■ Saved entries
+---+
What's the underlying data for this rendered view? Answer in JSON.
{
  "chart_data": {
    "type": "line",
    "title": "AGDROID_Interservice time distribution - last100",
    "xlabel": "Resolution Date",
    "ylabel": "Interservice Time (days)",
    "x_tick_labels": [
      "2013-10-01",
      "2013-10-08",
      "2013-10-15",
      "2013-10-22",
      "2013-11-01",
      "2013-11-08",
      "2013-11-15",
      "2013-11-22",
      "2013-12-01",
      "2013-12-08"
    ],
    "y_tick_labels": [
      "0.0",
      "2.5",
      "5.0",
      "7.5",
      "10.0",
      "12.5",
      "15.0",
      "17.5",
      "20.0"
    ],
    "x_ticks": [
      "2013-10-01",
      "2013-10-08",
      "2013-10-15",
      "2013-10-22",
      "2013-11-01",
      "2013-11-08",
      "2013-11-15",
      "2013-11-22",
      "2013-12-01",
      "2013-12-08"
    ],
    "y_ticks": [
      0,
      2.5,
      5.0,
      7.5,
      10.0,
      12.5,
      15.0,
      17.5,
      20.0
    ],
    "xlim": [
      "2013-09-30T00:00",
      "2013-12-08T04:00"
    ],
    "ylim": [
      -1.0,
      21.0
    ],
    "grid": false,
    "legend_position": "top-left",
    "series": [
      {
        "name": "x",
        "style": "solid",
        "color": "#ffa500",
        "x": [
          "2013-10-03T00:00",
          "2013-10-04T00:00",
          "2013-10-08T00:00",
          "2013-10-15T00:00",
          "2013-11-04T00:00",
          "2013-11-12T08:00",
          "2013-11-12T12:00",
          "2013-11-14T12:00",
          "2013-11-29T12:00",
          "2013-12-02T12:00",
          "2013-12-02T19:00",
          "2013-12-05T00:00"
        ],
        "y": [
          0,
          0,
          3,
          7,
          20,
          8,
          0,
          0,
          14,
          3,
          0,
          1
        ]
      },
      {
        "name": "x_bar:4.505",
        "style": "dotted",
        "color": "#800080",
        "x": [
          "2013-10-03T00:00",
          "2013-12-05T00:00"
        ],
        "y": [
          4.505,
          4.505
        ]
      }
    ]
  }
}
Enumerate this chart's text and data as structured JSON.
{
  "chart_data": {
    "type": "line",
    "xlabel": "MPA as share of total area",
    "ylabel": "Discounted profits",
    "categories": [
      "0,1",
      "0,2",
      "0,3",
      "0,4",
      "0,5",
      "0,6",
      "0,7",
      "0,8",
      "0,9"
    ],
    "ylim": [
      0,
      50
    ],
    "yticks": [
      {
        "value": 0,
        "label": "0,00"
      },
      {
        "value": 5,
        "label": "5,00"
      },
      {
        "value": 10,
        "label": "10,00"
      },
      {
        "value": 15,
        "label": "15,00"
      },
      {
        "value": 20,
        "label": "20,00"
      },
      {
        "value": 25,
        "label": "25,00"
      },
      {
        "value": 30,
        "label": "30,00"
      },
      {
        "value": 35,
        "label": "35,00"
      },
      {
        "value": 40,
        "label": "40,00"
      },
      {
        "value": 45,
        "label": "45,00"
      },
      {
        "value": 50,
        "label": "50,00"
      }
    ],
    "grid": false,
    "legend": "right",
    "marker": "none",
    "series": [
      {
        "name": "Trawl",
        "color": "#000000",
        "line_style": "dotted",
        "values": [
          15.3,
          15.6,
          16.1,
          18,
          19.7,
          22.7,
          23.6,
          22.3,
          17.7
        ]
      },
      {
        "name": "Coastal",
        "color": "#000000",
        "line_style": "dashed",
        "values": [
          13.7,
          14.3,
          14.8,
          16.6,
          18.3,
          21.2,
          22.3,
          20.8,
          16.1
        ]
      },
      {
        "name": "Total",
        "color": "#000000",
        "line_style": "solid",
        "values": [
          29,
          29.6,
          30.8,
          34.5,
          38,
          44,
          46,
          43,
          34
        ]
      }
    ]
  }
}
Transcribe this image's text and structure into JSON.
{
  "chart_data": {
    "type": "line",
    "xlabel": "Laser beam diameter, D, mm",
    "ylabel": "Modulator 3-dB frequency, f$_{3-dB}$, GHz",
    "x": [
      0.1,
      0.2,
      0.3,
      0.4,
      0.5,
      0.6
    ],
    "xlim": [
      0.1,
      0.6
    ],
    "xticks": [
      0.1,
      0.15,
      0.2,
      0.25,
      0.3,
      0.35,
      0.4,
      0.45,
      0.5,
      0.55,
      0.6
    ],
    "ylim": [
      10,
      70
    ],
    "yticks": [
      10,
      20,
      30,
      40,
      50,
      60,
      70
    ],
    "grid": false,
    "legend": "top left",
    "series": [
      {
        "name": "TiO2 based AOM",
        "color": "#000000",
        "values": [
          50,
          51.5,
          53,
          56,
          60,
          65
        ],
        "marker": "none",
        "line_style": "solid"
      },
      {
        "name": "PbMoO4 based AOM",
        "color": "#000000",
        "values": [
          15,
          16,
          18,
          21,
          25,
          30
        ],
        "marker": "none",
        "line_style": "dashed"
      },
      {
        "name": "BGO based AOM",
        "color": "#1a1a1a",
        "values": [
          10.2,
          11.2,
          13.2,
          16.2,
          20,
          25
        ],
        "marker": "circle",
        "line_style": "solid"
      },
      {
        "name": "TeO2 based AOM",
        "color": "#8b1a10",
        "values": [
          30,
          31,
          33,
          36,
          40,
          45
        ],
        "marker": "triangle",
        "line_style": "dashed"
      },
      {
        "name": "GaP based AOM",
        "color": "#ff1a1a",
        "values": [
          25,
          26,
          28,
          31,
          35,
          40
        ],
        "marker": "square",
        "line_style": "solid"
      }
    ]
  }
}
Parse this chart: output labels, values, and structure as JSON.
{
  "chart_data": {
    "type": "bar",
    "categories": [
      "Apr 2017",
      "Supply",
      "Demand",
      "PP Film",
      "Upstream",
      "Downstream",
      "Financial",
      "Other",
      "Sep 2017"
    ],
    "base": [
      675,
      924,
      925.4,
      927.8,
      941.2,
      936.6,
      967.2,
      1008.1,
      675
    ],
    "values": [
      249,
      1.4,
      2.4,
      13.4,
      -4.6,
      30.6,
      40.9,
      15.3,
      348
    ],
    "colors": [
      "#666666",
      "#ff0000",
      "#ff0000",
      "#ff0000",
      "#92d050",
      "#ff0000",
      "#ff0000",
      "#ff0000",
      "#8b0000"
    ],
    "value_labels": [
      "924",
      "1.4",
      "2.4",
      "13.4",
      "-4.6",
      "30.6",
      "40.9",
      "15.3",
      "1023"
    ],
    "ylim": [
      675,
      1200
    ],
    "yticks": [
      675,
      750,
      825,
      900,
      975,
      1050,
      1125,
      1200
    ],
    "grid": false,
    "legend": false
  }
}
+---+
Return the listing above in full, character for character.

■ Reply
What's the underlying data for this rendered view? Answer in JSON.
{
  "chart_data": {
    "type": "line",
    "title": "AGDROID_Interservice time distribution - last100",
    "xlabel": "Resolution Date",
    "ylabel": "Interservice Time (days)",
    "x_tick_labels": [
      "2013-10-01",
      "2013-10-08",
      "2013-10-15",
      "2013-10-22",
      "2013-11-01",
      "2013-11-08",
      "2013-11-15",
      "2013-11-22",
      "2013-12-01",
      "2013-12-08"
    ],
    "y_tick_labels": [
      "0.0",
      "2.5",
      "5.0",
      "7.5",
      "10.0",
      "12.5",
      "15.0",
      "17.5",
      "20.0"
    ],
    "x_ticks": [
      "2013-10-01",
      "2013-10-08",
      "2013-10-15",
      "2013-10-22",
      "2013-11-01",
      "2013-11-08",
      "2013-11-15",
      "2013-11-22",
      "2013-12-01",
      "2013-12-08"
    ],
    "y_ticks": [
      0,
      2.5,
      5.0,
      7.5,
      10.0,
      12.5,
      15.0,
      17.5,
      20.0
    ],
    "xlim": [
      "2013-09-30T00:00",
      "2013-12-08T04:00"
    ],
    "ylim": [
      -1.0,
      21.0
    ],
    "grid": false,
    "legend_position": "top-left",
    "series": [
      {
        "name": "x",
        "style": "solid",
        "color": "#ffa500",
        "x": [
          "2013-10-03T00:00",
          "2013-10-04T00:00",
          "2013-10-08T00:00",
          "2013-10-15T00:00",
          "2013-11-04T00:00",
          "2013-11-12T08:00",
          "2013-11-12T12:00",
          "2013-11-14T12:00",
          "2013-11-29T12:00",
          "2013-12-02T12:00",
          "2013-12-02T19:00",
          "2013-12-05T00:00"
        ],
        "y": [
          0,
          0,
          3,
          7,
          20,
          8,
          0,
          0,
          14,
          3,
          0,
          1
        ]
      },
      {
        "name": "x_bar:4.505",
        "style": "dotted",
        "color": "#800080",
        "x": [
          "2013-10-03T00:00",
          "2013-12-05T00:00"
        ],
        "y": [
          4.505,
          4.505
        ]
      }
    ]
  }
}
Enumerate this chart's text and data as structured JSON.
{
  "chart_data": {
    "type": "line",
    "xlabel": "MPA as share of total area",
    "ylabel": "Discounted profits",
    "categories": [
      "0,1",
      "0,2",
      "0,3",
      "0,4",
      "0,5",
      "0,6",
      "0,7",
      "0,8",
      "0,9"
    ],
    "ylim": [
      0,
      50
    ],
    "yticks": [
      {
        "value": 0,
        "label": "0,00"
      },
      {
        "value": 5,
        "label": "5,00"
      },
      {
        "value": 10,
        "label": "10,00"
      },
      {
        "value": 15,
        "label": "15,00"
      },
      {
        "value": 20,
        "label": "20,00"
      },
      {
        "value": 25,
        "label": "25,00"
      },
      {
        "value": 30,
        "label": "30,00"
      },
      {
        "value": 35,
        "label": "35,00"
      },
      {
        "value": 40,
        "label": "40,00"
      },
      {
        "value": 45,
        "label": "45,00"
      },
      {
        "value": 50,
        "label": "50,00"
      }
    ],
    "grid": false,
    "legend": "right",
    "marker": "none",
    "series": [
      {
        "name": "Trawl",
        "color": "#000000",
        "line_style": "dotted",
        "values": [
          15.3,
          15.6,
          16.1,
          18,
          19.7,
          22.7,
          23.6,
          22.3,
          17.7
        ]
      },
      {
        "name": "Coastal",
        "color": "#000000",
        "line_style": "dashed",
        "values": [
          13.7,
          14.3,
          14.8,
          16.6,
          18.3,
          21.2,
          22.3,
          20.8,
          16.1
        ]
      },
      {
        "name": "Total",
        "color": "#000000",
        "line_style": "solid",
        "values": [
          29,
          29.6,
          30.8,
          34.5,
          38,
          44,
          46,
          43,
          34
        ]
      }
    ]
  }
}
Transcribe this image's text and structure into JSON.
{
  "chart_data": {
    "type": "line",
    "xlabel": "Laser beam diameter, D, mm",
    "ylabel": "Modulator 3-dB frequency, f$_{3-dB}$, GHz",
    "x": [
      0.1,
      0.2,
      0.3,
      0.4,
      0.5,
      0.6
    ],
    "xlim": [
      0.1,
      0.6
    ],
    "xticks": [
      0.1,
      0.15,
      0.2,
      0.25,
      0.3,
      0.35,
      0.4,
      0.45,
      0.5,
      0.55,
      0.6
    ],
    "ylim": [
      10,
      70
    ],
    "yticks": [
      10,
      20,
      30,
      40,
      50,
      60,
      70
    ],
    "grid": false,
    "legend": "top left",
    "series": [
      {
        "name": "TiO2 based AOM",
        "color": "#000000",
        "values": [
          50,
          51.5,
          53,
          56,
          60,
          65
        ],
        "marker": "none",
        "line_style": "solid"
      },
      {
        "name": "PbMoO4 based AOM",
        "color": "#000000",
        "values": [
          15,
          16,
          18,
          21,
          25,
          30
        ],
        "marker": "none",
        "line_style": "dashed"
      },
      {
        "name": "BGO based AOM",
        "color": "#1a1a1a",
        "values": [
          10.2,
          11.2,
          13.2,
          16.2,
          20,
          25
        ],
        "marker": "circle",
        "line_style": "solid"
      },
      {
        "name": "TeO2 based AOM",
        "color": "#8b1a10",
        "values": [
          30,
          31,
          33,
          36,
          40,
          45
        ],
        "marker": "triangle",
        "line_style": "dashed"
      },
      {
        "name": "GaP based AOM",
        "color": "#ff1a1a",
        "values": [
          25,
          26,
          28,
          31,
          35,
          40
        ],
        "marker": "square",
        "line_style": "solid"
      }
    ]
  }
}
Parse this chart: output labels, values, and structure as JSON.
{
  "chart_data": {
    "type": "bar",
    "categories": [
      "Apr 2017",
      "Supply",
      "Demand",
      "PP Film",
      "Upstream",
      "Downstream",
      "Financial",
      "Other",
      "Sep 2017"
    ],
    "base": [
      675,
      924,
      925.4,
      927.8,
      941.2,
      936.6,
      967.2,
      1008.1,
      675
    ],
    "values": [
      249,
      1.4,
      2.4,
      13.4,
      -4.6,
      30.6,
      40.9,
      15.3,
      348
    ],
    "colors": [
      "#666666",
      "#ff0000",
      "#ff0000",
      "#ff0000",
      "#92d050",
      "#ff0000",
      "#ff0000",
      "#ff0000",
      "#8b0000"
    ],
    "value_labels": [
      "924",
      "1.4",
      "2.4",
      "13.4",
      "-4.6",
      "30.6",
      "40.9",
      "15.3",
      "1023"
    ],
    "ylim": [
      675,
      1200
    ],
    "yticks": [
      675,
      750,
      825,
      900,
      975,
      1050,
      1125,
      1200
    ],
    "grid": false,
    "legend": false
  }
}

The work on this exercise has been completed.